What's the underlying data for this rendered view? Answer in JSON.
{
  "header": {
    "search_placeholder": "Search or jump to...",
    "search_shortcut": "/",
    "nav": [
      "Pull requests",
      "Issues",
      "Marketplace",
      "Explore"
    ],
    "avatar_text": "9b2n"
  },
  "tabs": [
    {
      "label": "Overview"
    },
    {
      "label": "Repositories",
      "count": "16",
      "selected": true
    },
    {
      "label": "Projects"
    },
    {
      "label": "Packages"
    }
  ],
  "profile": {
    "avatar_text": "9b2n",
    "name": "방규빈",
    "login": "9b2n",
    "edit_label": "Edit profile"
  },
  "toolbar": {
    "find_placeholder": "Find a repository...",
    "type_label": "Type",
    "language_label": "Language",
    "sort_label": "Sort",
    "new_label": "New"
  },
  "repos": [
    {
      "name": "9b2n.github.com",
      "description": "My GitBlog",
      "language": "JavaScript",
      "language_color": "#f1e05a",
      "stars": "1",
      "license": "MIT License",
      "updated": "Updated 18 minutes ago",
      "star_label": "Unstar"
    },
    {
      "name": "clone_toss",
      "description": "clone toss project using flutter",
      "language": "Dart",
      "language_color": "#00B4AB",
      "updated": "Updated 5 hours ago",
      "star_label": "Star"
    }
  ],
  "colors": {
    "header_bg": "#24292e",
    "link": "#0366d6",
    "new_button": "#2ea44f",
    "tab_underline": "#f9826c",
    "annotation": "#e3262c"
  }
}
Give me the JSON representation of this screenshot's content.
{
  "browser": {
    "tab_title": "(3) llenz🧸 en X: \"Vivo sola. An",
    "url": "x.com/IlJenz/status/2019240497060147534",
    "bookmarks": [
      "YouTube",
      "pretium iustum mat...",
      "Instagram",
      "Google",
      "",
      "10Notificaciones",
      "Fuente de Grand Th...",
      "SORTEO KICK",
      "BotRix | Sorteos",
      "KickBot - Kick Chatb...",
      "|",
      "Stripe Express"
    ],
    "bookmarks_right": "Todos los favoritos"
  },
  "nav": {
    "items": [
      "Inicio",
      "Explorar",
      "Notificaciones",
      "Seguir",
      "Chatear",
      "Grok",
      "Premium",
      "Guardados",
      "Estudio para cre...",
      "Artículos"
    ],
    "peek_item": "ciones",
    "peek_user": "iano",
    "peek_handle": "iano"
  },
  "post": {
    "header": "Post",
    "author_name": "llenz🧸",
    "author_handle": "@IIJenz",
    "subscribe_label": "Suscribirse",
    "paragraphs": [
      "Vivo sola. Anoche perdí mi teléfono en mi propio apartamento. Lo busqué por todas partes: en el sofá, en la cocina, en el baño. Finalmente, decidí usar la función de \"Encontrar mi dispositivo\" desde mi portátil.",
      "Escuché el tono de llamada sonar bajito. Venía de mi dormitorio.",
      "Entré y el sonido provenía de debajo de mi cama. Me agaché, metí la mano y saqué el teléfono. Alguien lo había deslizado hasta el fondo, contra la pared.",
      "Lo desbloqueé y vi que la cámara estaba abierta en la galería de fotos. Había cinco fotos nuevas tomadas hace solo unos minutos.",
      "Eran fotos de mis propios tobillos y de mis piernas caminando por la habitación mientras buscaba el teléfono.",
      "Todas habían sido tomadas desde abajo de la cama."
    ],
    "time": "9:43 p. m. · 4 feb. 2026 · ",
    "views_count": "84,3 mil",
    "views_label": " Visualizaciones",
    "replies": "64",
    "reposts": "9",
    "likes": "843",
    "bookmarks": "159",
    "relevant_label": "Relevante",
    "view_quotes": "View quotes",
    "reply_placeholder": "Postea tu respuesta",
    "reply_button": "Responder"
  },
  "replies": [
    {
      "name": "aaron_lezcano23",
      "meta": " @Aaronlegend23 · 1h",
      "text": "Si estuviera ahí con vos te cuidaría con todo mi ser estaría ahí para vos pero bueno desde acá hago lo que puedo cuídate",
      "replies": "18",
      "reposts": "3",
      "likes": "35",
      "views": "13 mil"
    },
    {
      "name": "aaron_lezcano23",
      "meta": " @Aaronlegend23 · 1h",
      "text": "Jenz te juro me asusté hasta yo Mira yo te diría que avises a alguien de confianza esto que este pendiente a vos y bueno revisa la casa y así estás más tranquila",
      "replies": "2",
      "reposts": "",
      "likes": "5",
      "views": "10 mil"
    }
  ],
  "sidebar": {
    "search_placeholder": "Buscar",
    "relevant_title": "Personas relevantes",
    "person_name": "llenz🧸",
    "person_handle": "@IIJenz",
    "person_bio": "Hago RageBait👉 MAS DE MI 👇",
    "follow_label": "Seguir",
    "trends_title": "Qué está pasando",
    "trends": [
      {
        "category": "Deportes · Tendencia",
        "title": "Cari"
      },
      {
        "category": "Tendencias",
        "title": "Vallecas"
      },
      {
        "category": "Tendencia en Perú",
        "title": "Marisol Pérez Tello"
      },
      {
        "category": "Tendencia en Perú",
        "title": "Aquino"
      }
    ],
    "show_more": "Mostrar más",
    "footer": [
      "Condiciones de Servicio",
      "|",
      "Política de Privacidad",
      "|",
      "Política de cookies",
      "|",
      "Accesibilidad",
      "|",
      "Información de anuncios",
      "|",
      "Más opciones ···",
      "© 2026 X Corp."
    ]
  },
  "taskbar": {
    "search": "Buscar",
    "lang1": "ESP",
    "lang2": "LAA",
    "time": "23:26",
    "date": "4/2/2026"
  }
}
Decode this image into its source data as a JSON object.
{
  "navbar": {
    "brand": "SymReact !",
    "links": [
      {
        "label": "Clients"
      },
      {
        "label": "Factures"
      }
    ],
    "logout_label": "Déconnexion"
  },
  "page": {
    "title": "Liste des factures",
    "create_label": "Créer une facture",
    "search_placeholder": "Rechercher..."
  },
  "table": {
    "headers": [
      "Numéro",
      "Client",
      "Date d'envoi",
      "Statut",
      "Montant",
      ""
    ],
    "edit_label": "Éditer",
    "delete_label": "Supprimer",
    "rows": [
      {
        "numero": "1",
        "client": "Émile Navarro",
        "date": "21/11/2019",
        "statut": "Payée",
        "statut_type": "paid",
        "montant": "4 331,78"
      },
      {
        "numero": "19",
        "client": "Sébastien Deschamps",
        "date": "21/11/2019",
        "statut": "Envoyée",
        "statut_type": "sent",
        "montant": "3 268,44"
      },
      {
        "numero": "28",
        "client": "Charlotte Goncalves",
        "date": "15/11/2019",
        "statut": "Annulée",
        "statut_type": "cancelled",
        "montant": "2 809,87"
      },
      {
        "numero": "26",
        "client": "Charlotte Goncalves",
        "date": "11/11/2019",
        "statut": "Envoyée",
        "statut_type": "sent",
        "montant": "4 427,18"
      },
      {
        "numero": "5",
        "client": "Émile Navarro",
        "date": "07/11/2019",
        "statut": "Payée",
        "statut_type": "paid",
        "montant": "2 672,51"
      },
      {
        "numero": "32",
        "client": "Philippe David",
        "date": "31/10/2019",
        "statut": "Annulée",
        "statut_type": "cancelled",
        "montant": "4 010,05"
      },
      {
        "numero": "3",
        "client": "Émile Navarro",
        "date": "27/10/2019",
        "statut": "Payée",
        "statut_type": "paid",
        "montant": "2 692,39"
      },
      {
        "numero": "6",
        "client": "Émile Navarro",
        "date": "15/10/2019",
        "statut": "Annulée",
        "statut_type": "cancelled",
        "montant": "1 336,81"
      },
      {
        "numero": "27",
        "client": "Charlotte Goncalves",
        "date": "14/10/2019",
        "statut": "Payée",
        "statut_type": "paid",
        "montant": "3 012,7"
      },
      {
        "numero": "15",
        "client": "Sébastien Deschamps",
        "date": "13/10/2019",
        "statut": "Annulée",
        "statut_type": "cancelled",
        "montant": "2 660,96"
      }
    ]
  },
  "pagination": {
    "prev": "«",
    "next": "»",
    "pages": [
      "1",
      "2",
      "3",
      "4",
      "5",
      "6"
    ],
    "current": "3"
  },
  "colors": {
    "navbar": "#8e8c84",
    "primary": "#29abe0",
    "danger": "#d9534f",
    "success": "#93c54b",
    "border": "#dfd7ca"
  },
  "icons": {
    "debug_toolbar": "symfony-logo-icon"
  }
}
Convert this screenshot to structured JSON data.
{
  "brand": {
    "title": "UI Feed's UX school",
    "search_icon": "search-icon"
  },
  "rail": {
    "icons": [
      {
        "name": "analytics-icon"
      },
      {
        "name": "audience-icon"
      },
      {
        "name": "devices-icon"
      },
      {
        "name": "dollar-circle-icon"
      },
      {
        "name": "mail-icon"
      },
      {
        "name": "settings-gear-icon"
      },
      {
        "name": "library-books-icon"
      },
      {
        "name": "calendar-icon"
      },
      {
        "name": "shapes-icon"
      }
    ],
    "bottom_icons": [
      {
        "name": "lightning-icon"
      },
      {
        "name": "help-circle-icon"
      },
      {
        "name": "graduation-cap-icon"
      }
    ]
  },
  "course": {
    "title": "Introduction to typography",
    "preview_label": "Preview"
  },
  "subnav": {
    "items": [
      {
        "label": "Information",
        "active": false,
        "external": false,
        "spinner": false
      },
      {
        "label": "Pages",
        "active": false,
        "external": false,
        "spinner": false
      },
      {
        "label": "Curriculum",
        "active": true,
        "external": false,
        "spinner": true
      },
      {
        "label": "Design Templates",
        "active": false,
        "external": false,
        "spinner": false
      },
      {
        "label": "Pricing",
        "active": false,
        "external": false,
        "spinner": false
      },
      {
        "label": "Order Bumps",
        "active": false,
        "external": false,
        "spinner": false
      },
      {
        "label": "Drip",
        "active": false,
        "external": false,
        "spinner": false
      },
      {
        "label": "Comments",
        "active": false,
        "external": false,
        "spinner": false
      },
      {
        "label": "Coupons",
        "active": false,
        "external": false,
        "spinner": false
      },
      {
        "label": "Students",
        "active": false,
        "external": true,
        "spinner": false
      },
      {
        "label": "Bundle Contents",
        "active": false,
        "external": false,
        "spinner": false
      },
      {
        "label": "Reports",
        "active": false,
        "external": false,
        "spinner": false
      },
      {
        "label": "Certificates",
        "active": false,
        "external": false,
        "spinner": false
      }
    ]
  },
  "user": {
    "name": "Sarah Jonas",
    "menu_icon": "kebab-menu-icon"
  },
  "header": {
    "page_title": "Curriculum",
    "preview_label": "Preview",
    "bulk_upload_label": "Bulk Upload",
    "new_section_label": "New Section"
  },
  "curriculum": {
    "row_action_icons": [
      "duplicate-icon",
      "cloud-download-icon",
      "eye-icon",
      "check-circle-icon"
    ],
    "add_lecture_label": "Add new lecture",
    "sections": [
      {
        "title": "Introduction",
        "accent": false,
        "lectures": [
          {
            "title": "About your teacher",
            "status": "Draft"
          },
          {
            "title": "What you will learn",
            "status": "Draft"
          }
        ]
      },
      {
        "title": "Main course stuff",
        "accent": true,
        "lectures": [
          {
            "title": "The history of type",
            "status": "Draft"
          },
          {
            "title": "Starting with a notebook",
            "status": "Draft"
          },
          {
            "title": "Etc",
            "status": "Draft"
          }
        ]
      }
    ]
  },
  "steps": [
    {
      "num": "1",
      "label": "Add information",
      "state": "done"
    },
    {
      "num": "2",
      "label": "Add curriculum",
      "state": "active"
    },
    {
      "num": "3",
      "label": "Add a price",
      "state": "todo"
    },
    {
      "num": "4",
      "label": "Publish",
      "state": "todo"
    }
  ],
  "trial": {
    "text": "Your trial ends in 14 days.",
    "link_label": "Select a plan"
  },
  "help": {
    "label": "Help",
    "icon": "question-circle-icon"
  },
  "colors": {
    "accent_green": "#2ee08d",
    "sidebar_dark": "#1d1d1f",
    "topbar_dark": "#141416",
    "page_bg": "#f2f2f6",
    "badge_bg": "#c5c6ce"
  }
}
_ _ _
Problem to work on:
Where a line holds "teléfono", copy it out.

Output:
      "Vivo sola. Anoche perdí mi teléfono en mi propio apartamento. Lo busqué por todas partes: en el sofá, en la cocina, en el baño. Finalmente, decidí usar la función de \"Encontrar mi dispositivo\" desde mi portátil.",
      "Entré y el sonido provenía de debajo de mi cama. Me agaché, metí la mano y saqué el teléfono. Alguien lo había deslizado hasta el fondo, contra la pared.",
      "Eran fotos de mis propios tobillos y de mis piernas caminando por la habitación mientras buscaba el teléfono.",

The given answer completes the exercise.